WHAT THIS TASK INVOLVES: The lines to extract begin at the line that contains "Decode this image" and run through the last line of the listing; reproduce them exactly, minus any pictures.

■ ■ ■

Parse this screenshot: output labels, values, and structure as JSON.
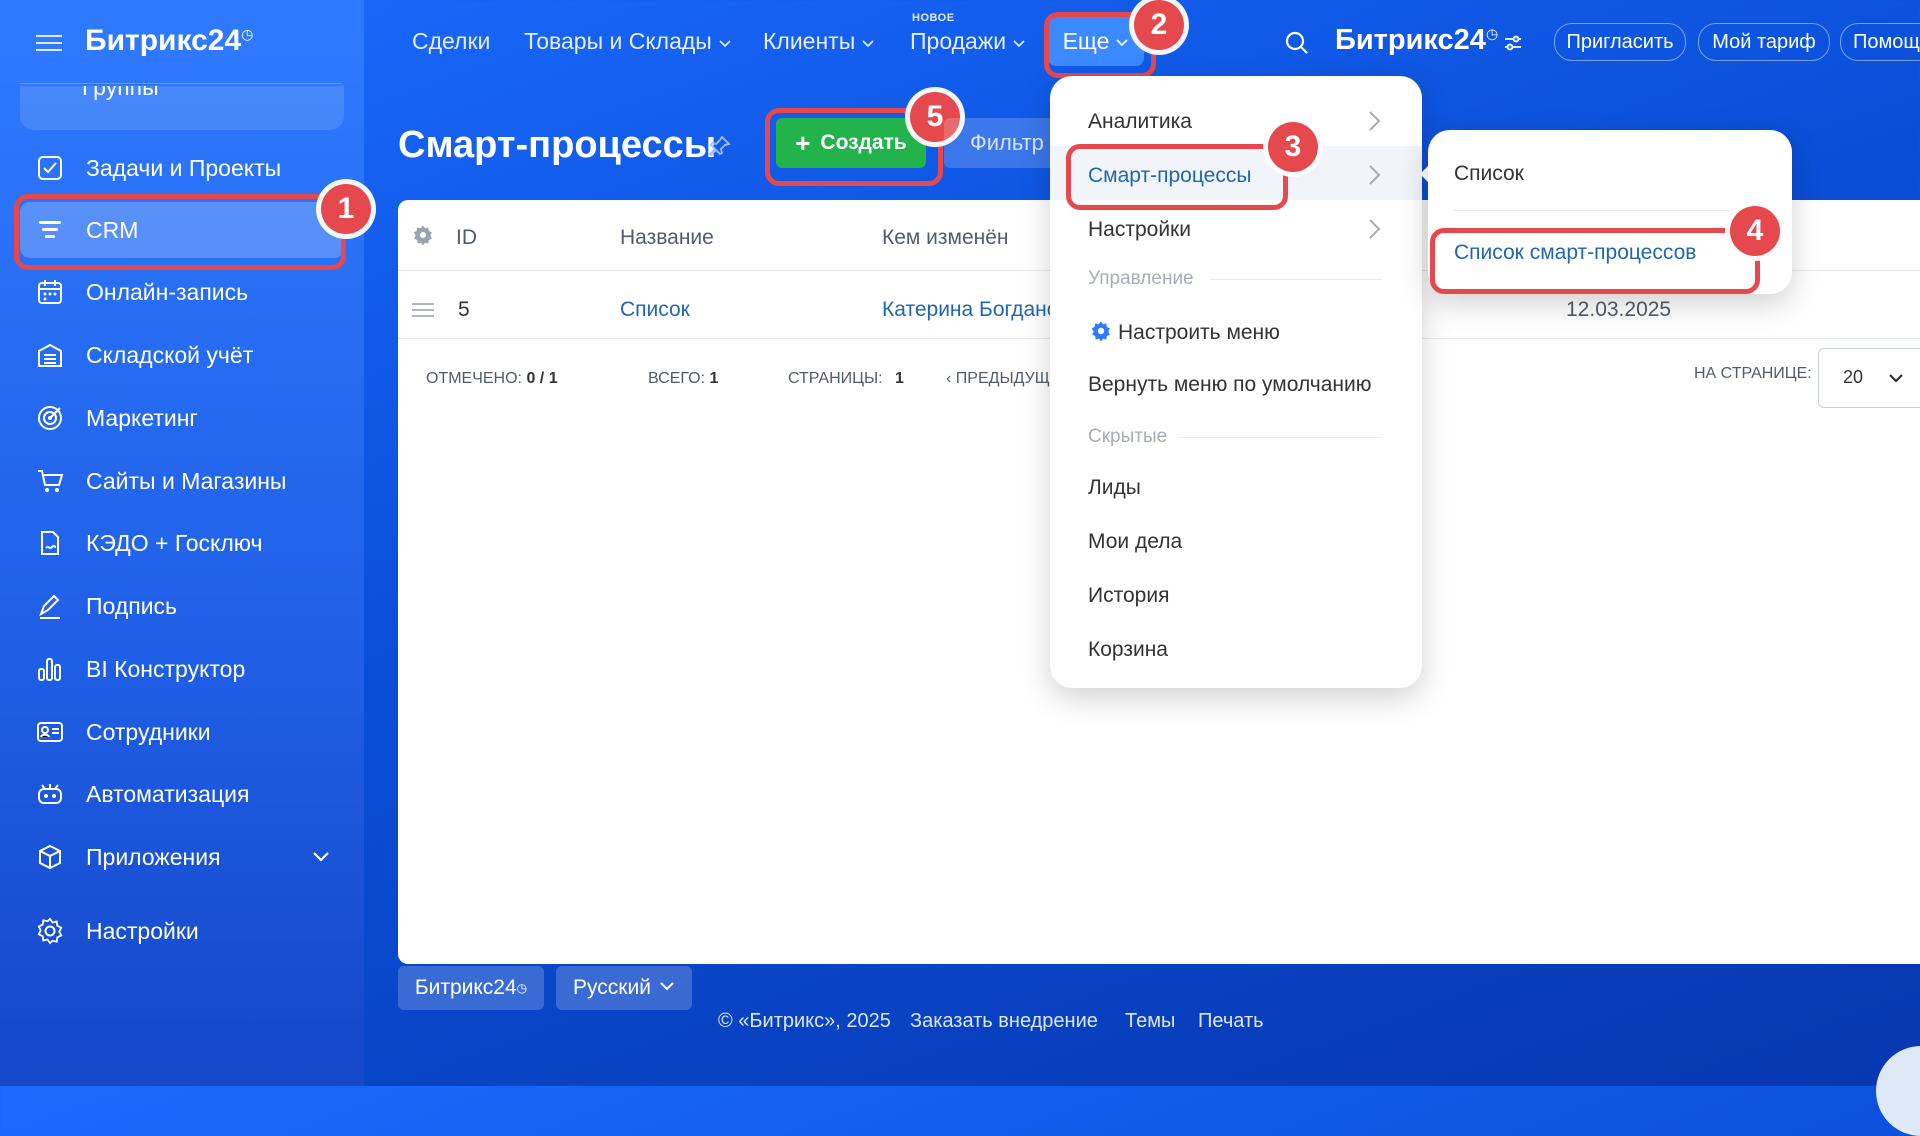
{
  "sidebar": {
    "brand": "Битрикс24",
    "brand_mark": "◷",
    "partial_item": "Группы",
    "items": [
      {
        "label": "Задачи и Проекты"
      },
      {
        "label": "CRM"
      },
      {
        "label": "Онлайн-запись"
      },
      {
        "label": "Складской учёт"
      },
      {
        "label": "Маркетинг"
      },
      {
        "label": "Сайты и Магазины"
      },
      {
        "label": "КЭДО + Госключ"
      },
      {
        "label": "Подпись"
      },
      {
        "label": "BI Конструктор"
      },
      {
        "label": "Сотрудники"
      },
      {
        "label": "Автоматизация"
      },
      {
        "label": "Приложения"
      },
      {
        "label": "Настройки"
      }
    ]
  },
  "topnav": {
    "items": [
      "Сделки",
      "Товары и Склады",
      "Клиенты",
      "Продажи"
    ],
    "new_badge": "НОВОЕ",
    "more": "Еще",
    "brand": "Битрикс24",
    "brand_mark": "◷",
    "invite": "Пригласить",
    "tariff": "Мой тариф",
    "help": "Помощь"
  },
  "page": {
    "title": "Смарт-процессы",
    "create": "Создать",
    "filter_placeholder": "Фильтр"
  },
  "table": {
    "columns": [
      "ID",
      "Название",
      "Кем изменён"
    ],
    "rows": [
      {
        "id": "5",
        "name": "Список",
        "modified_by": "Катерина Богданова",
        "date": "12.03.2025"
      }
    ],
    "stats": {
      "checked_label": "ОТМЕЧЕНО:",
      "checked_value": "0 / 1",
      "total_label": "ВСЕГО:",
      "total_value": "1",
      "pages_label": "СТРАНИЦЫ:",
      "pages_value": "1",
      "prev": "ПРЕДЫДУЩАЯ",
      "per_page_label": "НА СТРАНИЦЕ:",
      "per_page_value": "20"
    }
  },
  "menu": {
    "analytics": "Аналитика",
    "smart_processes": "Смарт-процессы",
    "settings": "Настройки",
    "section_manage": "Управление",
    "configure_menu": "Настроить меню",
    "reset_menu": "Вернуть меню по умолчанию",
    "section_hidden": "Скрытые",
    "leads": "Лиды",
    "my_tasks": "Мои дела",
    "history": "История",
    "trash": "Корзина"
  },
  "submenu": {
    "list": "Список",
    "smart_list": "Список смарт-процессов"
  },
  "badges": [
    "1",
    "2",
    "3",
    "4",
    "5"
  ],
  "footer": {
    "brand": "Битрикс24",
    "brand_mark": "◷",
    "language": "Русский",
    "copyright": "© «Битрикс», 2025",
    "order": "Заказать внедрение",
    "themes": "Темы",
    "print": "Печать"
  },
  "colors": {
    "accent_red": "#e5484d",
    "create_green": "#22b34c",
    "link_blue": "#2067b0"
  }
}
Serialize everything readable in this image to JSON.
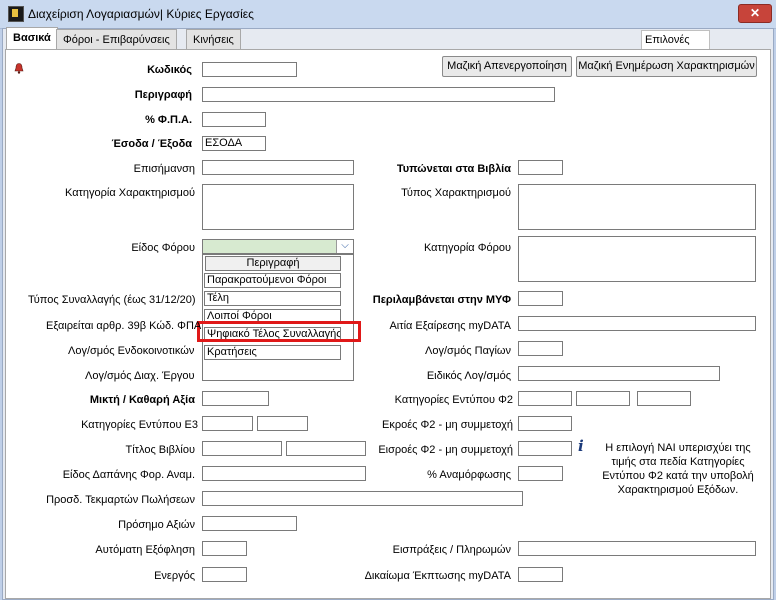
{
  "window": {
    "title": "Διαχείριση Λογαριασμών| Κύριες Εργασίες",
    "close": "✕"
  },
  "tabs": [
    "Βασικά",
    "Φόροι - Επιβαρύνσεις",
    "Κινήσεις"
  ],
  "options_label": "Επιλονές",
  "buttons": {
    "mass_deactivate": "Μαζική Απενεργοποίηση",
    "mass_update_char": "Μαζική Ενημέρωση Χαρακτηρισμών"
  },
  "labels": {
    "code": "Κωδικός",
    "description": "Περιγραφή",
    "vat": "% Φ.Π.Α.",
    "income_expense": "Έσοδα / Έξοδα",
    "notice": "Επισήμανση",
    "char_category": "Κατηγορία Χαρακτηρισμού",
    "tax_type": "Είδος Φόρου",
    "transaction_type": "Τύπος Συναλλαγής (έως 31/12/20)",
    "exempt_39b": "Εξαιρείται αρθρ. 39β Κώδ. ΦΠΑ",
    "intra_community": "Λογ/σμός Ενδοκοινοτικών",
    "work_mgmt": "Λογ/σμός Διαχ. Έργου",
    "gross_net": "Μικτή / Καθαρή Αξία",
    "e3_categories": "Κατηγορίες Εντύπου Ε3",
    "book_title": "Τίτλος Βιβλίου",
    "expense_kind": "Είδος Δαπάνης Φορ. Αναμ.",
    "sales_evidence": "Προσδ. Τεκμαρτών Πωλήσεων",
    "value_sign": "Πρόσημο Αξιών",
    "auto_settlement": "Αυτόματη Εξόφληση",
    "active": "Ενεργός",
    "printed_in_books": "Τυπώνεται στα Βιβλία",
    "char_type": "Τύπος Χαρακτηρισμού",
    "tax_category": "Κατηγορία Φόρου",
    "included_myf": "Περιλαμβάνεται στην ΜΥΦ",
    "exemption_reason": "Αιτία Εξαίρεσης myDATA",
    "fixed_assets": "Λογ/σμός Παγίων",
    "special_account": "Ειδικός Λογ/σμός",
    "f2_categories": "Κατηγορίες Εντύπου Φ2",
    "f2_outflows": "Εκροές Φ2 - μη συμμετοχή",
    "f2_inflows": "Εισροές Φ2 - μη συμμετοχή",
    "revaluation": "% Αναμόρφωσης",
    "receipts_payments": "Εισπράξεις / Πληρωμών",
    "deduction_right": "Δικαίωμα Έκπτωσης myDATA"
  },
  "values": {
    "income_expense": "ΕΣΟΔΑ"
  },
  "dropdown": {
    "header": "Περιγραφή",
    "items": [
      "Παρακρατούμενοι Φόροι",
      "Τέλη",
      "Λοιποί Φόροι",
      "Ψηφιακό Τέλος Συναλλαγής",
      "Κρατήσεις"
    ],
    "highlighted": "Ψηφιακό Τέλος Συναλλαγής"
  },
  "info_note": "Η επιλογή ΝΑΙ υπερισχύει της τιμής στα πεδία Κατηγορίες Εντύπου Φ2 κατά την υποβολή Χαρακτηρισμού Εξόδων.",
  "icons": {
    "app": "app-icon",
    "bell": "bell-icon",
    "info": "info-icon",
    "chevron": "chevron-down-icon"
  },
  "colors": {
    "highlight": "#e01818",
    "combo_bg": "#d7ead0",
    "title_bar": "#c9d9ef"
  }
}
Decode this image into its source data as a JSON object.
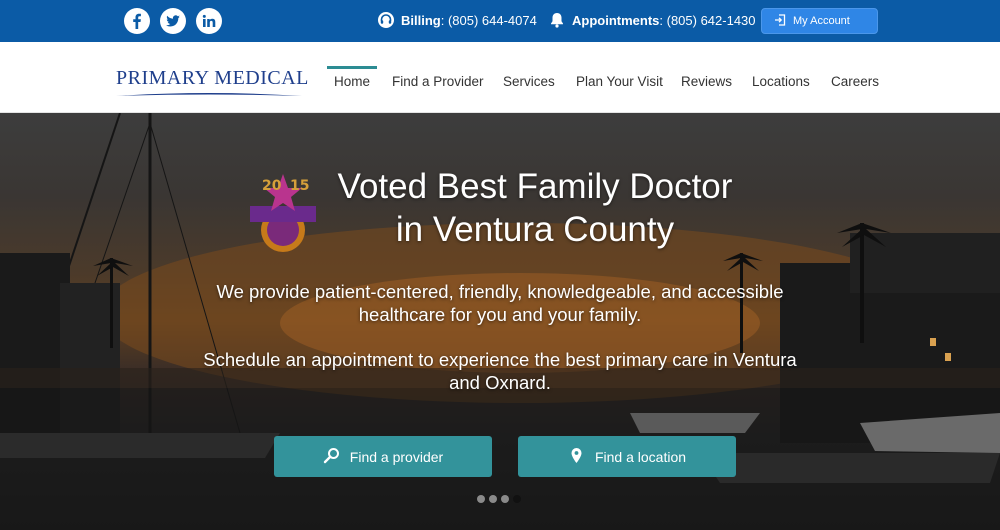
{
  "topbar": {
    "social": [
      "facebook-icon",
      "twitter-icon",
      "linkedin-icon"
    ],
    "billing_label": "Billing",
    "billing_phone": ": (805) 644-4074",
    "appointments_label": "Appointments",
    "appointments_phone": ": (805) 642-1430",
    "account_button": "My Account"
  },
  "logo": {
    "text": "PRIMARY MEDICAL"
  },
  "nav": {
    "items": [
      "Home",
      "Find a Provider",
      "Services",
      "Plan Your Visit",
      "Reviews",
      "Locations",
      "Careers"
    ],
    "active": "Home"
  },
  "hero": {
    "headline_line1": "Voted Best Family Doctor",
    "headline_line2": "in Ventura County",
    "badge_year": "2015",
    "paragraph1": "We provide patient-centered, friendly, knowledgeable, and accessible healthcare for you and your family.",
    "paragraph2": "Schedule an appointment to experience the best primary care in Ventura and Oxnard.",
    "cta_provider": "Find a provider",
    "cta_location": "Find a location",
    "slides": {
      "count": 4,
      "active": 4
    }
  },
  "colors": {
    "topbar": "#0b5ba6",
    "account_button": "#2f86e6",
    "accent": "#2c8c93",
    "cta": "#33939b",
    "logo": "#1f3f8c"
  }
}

■ ■ ■

TASK RESULT:
Decode this image into its source data as a JSON object.
{
  "topbar": {
    "social": [
      "facebook-icon",
      "twitter-icon",
      "linkedin-icon"
    ],
    "billing_label": "Billing",
    "billing_phone": ": (805) 644-4074",
    "appointments_label": "Appointments",
    "appointments_phone": ": (805) 642-1430",
    "account_button": "My Account"
  },
  "logo": {
    "text": "PRIMARY MEDICAL"
  },
  "nav": {
    "items": [
      "Home",
      "Find a Provider",
      "Services",
      "Plan Your Visit",
      "Reviews",
      "Locations",
      "Careers"
    ],
    "active": "Home"
  },
  "hero": {
    "headline_line1": "Voted Best Family Doctor",
    "headline_line2": "in Ventura County",
    "badge_year": "2015",
    "paragraph1": "We provide patient-centered, friendly, knowledgeable, and accessible healthcare for you and your family.",
    "paragraph2": "Schedule an appointment to experience the best primary care in Ventura and Oxnard.",
    "cta_provider": "Find a provider",
    "cta_location": "Find a location",
    "slides": {
      "count": 4,
      "active": 4
    }
  },
  "colors": {
    "topbar": "#0b5ba6",
    "account_button": "#2f86e6",
    "accent": "#2c8c93",
    "cta": "#33939b",
    "logo": "#1f3f8c"
  }
}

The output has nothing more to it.